(GIVEN PROBLEM)
Across the listing below, count the lines that mention the string "Match". Reply with the figure only.

(SUPPLIED MATERIAL)
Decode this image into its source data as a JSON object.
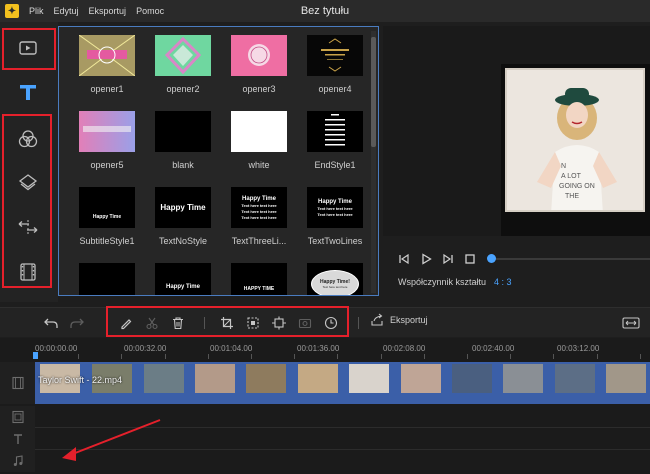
{
  "window": {
    "title": "Bez tytułu",
    "logo_icon": "app-logo-icon"
  },
  "menu": [
    "Plik",
    "Edytuj",
    "Eksportuj",
    "Pomoc"
  ],
  "sidebar": {
    "items": [
      {
        "name": "media",
        "icon": "media-icon"
      },
      {
        "name": "text",
        "icon": "text-icon",
        "active": true
      },
      {
        "name": "filters",
        "icon": "filters-icon"
      },
      {
        "name": "overlays",
        "icon": "overlays-icon"
      },
      {
        "name": "transitions",
        "icon": "transitions-icon"
      },
      {
        "name": "film",
        "icon": "film-icon"
      }
    ],
    "accent_color": "#4aa3ff"
  },
  "templates": [
    {
      "label": "opener1",
      "thumb": "opener1"
    },
    {
      "label": "opener2",
      "thumb": "opener2"
    },
    {
      "label": "opener3",
      "thumb": "opener3"
    },
    {
      "label": "opener4",
      "thumb": "opener4"
    },
    {
      "label": "opener5",
      "thumb": "opener5"
    },
    {
      "label": "blank",
      "thumb": "blank"
    },
    {
      "label": "white",
      "thumb": "white"
    },
    {
      "label": "EndStyle1",
      "thumb": "endstyle1"
    },
    {
      "label": "SubtitleStyle1",
      "thumb": "subtitle",
      "text": "Happy Time"
    },
    {
      "label": "TextNoStyle",
      "thumb": "nostyle",
      "text": "Happy Time"
    },
    {
      "label": "TextThreeLi...",
      "thumb": "threelines",
      "lines": [
        "Happy Time",
        "Text here text here",
        "Text here text here",
        "Text here text here"
      ]
    },
    {
      "label": "TextTwoLines",
      "thumb": "twolines",
      "lines": [
        "Happy Time",
        "Text here text here",
        "Text here text here"
      ]
    },
    {
      "label": "",
      "thumb": "row4a"
    },
    {
      "label": "",
      "thumb": "row4b",
      "text": "Happy Time"
    },
    {
      "label": "",
      "thumb": "row4c",
      "text": "HAPPY TIME"
    },
    {
      "label": "",
      "thumb": "row4d",
      "lines": [
        "Happy Time!",
        "Text here text here"
      ]
    }
  ],
  "preview": {
    "aspect_label": "Współczynnik kształtu",
    "aspect_value": "4 : 3",
    "playback_progress": 0.0
  },
  "toolbar": {
    "export_label": "Eksportuj",
    "highlight_color": "#e5202b"
  },
  "timeline": {
    "ticks": [
      "00:00:00.00",
      "00:00:32.00",
      "00:01:04.00",
      "00:01:36.00",
      "00:02:08.00",
      "00:02:40.00",
      "00:03:12.00"
    ],
    "clip_name": "Taylor Swift - 22.mp4"
  }
}
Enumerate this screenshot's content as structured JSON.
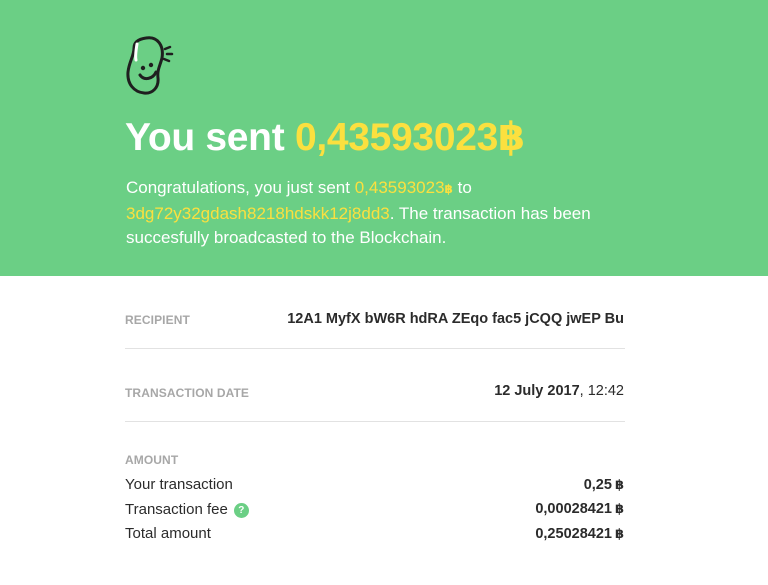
{
  "hero": {
    "headline_prefix": "You sent",
    "amount": "0,43593023",
    "currency_symbol": "฿",
    "message_part1": "Congratulations, you just sent",
    "message_amount": "0,43593023",
    "message_to": "to",
    "message_address": "3dg72y32gdash8218hdskk12j8dd3",
    "message_part2": ". The transaction has been succesfully broadcasted to the Blockchain.",
    "background_color": "#6bcf85",
    "highlight_color": "#fbe03f",
    "logo_icon": "smiling-bean-icon"
  },
  "details": {
    "recipient_label": "RECIPIENT",
    "recipient_value": "12A1 MyfX bW6R hdRA ZEqo fac5 jCQQ jwEP Bu",
    "date_label": "TRANSACTION DATE",
    "date_value": "12 July 2017",
    "time_value": ", 12:42",
    "amount_label": "AMOUNT",
    "lines": [
      {
        "label": "Your transaction",
        "value": "0,25"
      },
      {
        "label": "Transaction fee",
        "value": "0,00028421"
      },
      {
        "label": "Total amount",
        "value": "0,25028421"
      }
    ],
    "help_icon": "?"
  }
}
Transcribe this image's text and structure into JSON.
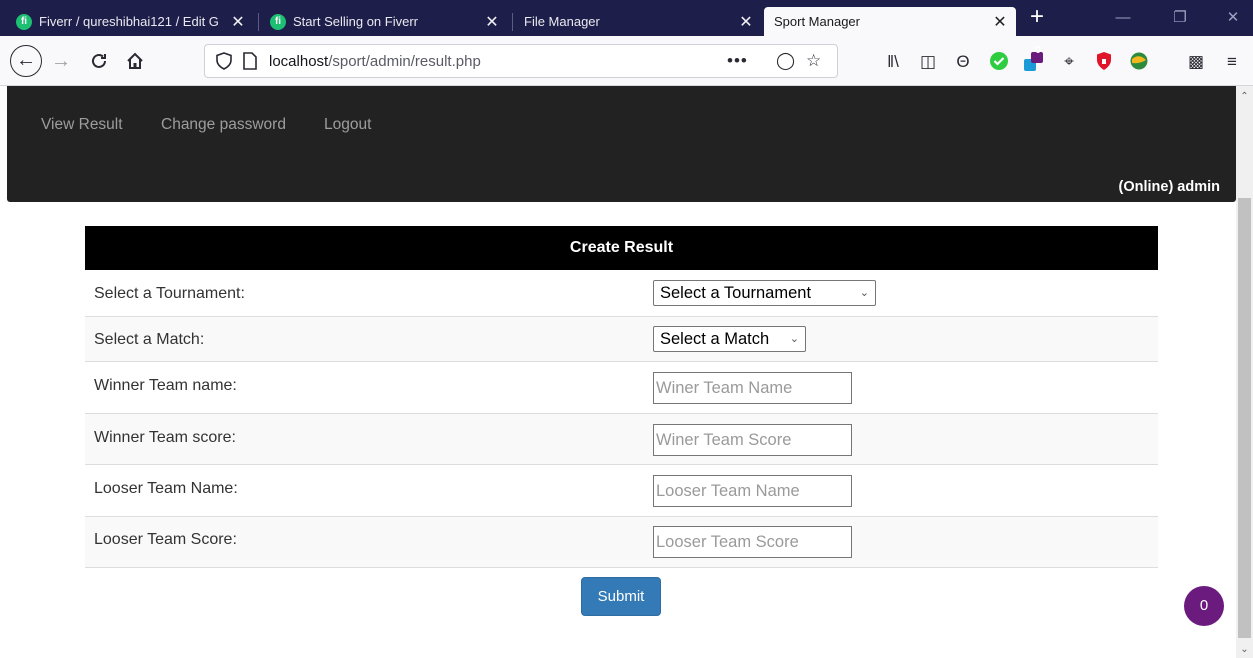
{
  "tabs": [
    {
      "title": "Fiverr / qureshibhai121 / Edit G",
      "close": "✕"
    },
    {
      "title": "Start Selling on Fiverr",
      "close": "✕"
    },
    {
      "title": "File Manager",
      "close": "✕"
    },
    {
      "title": "Sport Manager",
      "close": "✕"
    }
  ],
  "new_tab": "+",
  "favicon_letter": "fi",
  "address": {
    "host": "localhost",
    "path": "/sport/admin/result.php"
  },
  "extension_badge": "0",
  "site_nav": {
    "links": [
      "View Result",
      "Change password",
      "Logout"
    ],
    "status": "(Online) admin"
  },
  "form": {
    "title": "Create Result",
    "rows": [
      {
        "label": "Select a Tournament:",
        "type": "select",
        "value": "Select a Tournament"
      },
      {
        "label": "Select a Match:",
        "type": "select",
        "value": "Select a Match"
      },
      {
        "label": "Winner Team name:",
        "type": "text",
        "placeholder": "Winer Team Name"
      },
      {
        "label": "Winner Team score:",
        "type": "text",
        "placeholder": "Winer Team Score"
      },
      {
        "label": "Looser Team Name:",
        "type": "text",
        "placeholder": "Looser Team Name"
      },
      {
        "label": "Looser Team Score:",
        "type": "text",
        "placeholder": "Looser Team Score"
      }
    ],
    "submit_label": "Submit"
  },
  "chat_count": "0",
  "colors": {
    "tabstrip": "#1e1e4a",
    "site_nav": "#222222",
    "submit": "#337ab7",
    "chat_bubble": "#6b1a7d"
  }
}
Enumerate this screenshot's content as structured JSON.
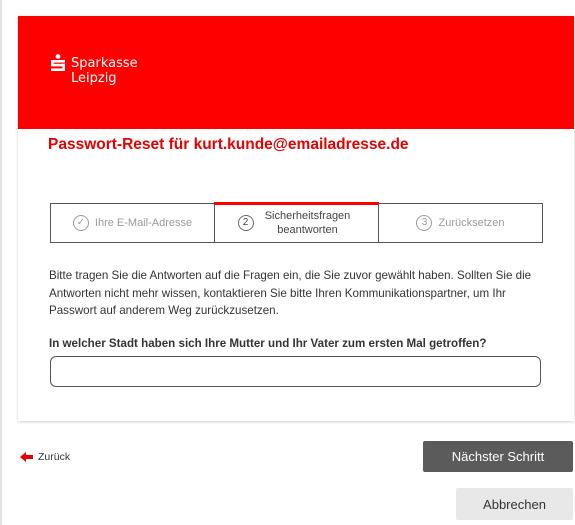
{
  "brand": {
    "name_line1": "Sparkasse",
    "name_line2": "Leipzig",
    "color": "#ff0000"
  },
  "page": {
    "title": "Passwort-Reset für kurt.kunde@emailadresse.de"
  },
  "steps": [
    {
      "marker": "✓",
      "label": "Ihre E-Mail-Adresse",
      "state": "done"
    },
    {
      "marker": "2",
      "label": "Sicherheitsfragen beantworten",
      "state": "active"
    },
    {
      "marker": "3",
      "label": "Zurücksetzen",
      "state": "upcoming"
    }
  ],
  "intro_text": "Bitte tragen Sie die Antworten auf die Fragen ein, die Sie zuvor gewählt haben. Sollten Sie die Antworten nicht mehr wissen, kontaktieren Sie bitte Ihren Kommunikationspartner, um Ihr Passwort auf anderem Weg zurückzusetzen.",
  "question": {
    "label": "In welcher Stadt haben sich Ihre Mutter und Ihr Vater zum ersten Mal getroffen?",
    "value": ""
  },
  "nav": {
    "back_label": "Zurück",
    "next_label": "Nächster Schritt",
    "cancel_label": "Abbrechen"
  },
  "icons": {
    "logo": "sparkasse-logo-icon",
    "back": "arrow-left-icon"
  }
}
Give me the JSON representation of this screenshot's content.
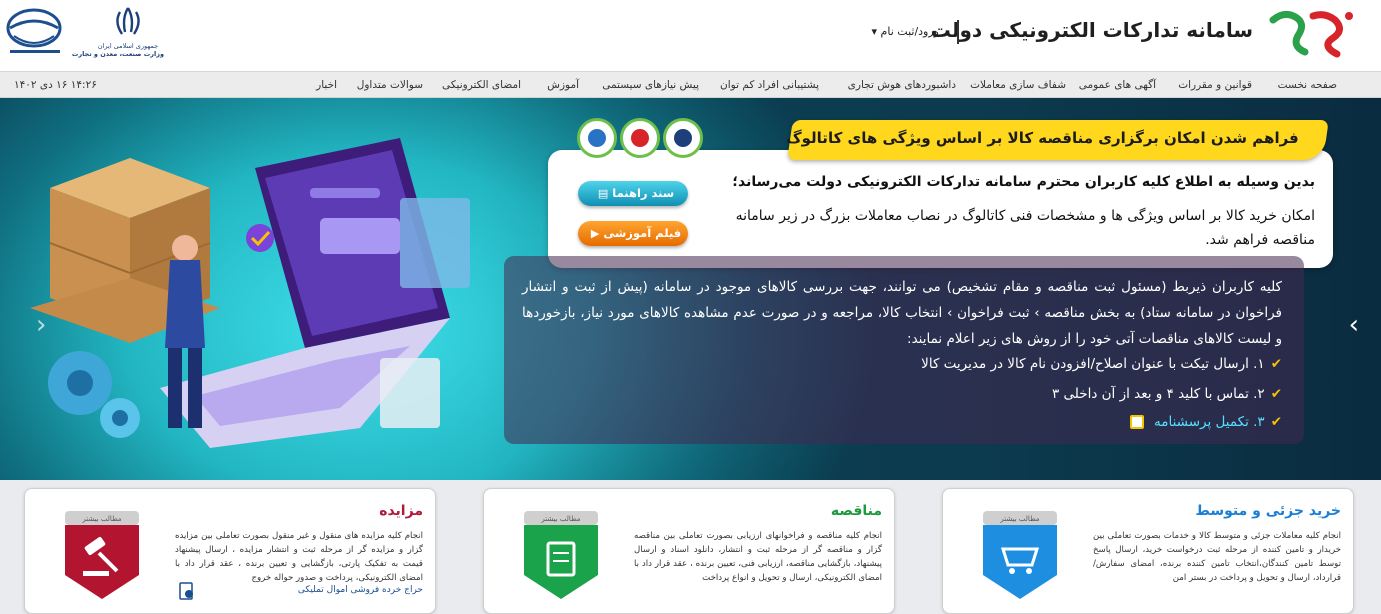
{
  "header": {
    "site_title": "سامانه تدارکات الکترونیکی دولت",
    "login_label": "ورود/ثبت نام ▾",
    "emblem_caption_line1": "جمهوری اسلامی ایران",
    "emblem_caption_line2": "وزارت صنعت، معدن و تجارت"
  },
  "nav": {
    "items": [
      "صفحه نخست",
      "قوانین و مقررات",
      "آگهی های عمومی",
      "شفاف سازی معاملات",
      "داشبوردهای هوش تجاری",
      "پشتیبانی افراد کم توان",
      "پیش نیازهای سیستمی",
      "آموزش",
      "امضای الکترونیکی",
      "سوالات متداول",
      "اخبار"
    ],
    "datetime": "۱۴:۲۶ ۱۶ دی ۱۴۰۲"
  },
  "banner": {
    "headline": "فراهم شدن امکان برگزاری مناقصه کالا بر اساس ویژگی های کاتالوگ",
    "notice_line1": "بدین وسیله به اطلاع کلیه کاربران محترم سامانه تدارکات الکترونیکی دولت می‌رساند؛",
    "notice_line2": "امکان خرید کالا بر اساس ویژگی ها و مشخصات فنی کاتالوگ در نصاب معاملات بزرگ در زیر سامانه مناقصه فراهم شد.",
    "guide_button": "سند راهنما",
    "video_button": "فیلم آموزشی",
    "info_paragraph": "کلیه کاربران ذیربط (مسئول ثبت مناقصه و مقام تشخیص) می توانند، جهت بررسی کالاهای موجود در سامانه (پیش از ثبت و انتشار فراخوان در سامانه ستاد) به بخش مناقصه › ثبت فراخوان › انتخاب کالا، مراجعه و در صورت عدم مشاهده کالاهای مورد نیاز، بازخوردها و لیست کالاهای مناقصات آتی خود را از روش های زیر اعلام نمایند:",
    "items": [
      "۱. ارسال تیکت با عنوان اصلاح/افزودن نام کالا در مدیریت کالا",
      "۲. تماس با کلید ۴ و بعد از آن داخلی ۳",
      "۳. تکمیل پرسشنامه"
    ]
  },
  "cards": [
    {
      "title": "خرید جزئی و متوسط",
      "title_color": "#1a7fd4",
      "badge_label": "مطالب بیشتر",
      "badge_color": "#1e8fe0",
      "description": "انجام کلیه معاملات جزئی و متوسط کالا و خدمات بصورت تعاملی بین خریدار و تامین کننده از مرحله ثبت درخواست خرید، ارسال پاسخ توسط تامین کنندگان،انتخاب تامین کننده برنده، امضای سفارش/ قرارداد، ارسال و تحویل و پرداخت در بستر امن"
    },
    {
      "title": "مناقصه",
      "title_color": "#1a9a3c",
      "badge_label": "مطالب بیشتر",
      "badge_color": "#1aa34a",
      "description": "انجام کلیه مناقصه و فراخوانهای ارزیابی بصورت تعاملی بین مناقصه گزار و مناقصه گر از مرحله ثبت و انتشار، دانلود اسناد و ارسال پیشنهاد، بازگشایی مناقصه، ارزیابی فنی، تعیین برنده ، عقد قرار داد با امضای الکترونیکی، ارسال و تحویل و انواع پرداخت"
    },
    {
      "title": "مزایده",
      "title_color": "#b01a3a",
      "badge_label": "مطالب بیشتر",
      "badge_color": "#b3142f",
      "description": "انجام کلیه مزایده های منقول و غیر منقول بصورت تعاملی بین مزایده گزار و مزایده گر از مرحله ثبت و انتشار مزایده ، ارسال پیشنهاد قیمت به تفکیک پارتی، بازگشایی و تعیین برنده ، عقد قرار داد با امضای الکترونیکی، پرداخت و صدور حواله خروج",
      "link": "حراج خرده فروشی اموال تملیکی"
    }
  ],
  "colors": {
    "banner_teal": "#22b6c2",
    "headline_yellow": "#ffd71c",
    "check_yellow": "#f5c400"
  }
}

(OUTPUT OF THE EXERCISE)
2